• _Your objective_:
Look for the word "JSON" in the entries below, then copy every line that has it.

• _Records provided_:
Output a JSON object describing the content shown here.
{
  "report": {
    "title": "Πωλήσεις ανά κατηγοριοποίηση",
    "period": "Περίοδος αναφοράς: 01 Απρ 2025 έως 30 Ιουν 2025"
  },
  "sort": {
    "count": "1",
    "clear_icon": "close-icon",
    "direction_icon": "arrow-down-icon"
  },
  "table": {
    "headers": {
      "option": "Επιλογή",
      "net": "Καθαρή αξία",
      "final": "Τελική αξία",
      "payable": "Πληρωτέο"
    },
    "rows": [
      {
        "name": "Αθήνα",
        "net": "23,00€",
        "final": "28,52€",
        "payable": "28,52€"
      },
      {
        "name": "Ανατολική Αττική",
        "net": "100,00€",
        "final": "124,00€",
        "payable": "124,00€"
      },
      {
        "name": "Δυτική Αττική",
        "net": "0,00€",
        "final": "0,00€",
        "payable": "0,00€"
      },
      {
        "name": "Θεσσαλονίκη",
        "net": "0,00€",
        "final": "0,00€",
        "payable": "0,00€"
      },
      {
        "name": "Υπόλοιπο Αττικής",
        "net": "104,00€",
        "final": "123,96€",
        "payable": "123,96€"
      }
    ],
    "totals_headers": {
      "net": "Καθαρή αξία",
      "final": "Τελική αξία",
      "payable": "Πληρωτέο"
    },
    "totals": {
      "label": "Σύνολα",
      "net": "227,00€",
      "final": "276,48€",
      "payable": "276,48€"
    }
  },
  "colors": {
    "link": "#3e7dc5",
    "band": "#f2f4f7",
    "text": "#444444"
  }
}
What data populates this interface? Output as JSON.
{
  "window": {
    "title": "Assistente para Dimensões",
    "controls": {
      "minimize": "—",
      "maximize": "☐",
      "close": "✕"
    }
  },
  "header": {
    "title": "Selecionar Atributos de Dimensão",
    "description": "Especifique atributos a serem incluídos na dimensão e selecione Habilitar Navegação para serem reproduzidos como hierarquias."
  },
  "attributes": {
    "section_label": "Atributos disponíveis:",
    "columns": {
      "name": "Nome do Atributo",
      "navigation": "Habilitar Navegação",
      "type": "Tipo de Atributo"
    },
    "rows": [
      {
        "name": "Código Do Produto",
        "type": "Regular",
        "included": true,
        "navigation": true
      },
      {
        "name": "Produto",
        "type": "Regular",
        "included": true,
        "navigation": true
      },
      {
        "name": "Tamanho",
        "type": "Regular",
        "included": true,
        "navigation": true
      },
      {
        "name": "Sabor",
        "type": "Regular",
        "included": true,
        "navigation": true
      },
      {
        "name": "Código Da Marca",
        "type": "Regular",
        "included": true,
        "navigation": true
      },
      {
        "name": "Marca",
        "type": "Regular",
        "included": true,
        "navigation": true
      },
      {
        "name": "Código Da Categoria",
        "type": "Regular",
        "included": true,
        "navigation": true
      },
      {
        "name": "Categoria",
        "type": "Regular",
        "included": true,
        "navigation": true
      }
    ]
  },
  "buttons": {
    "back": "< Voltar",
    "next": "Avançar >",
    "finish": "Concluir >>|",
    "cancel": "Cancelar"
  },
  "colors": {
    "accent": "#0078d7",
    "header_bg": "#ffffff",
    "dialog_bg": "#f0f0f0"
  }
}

• _Full answer_:
Output a JSON object describing the content shown here.
What data populates this interface? Output as JSON.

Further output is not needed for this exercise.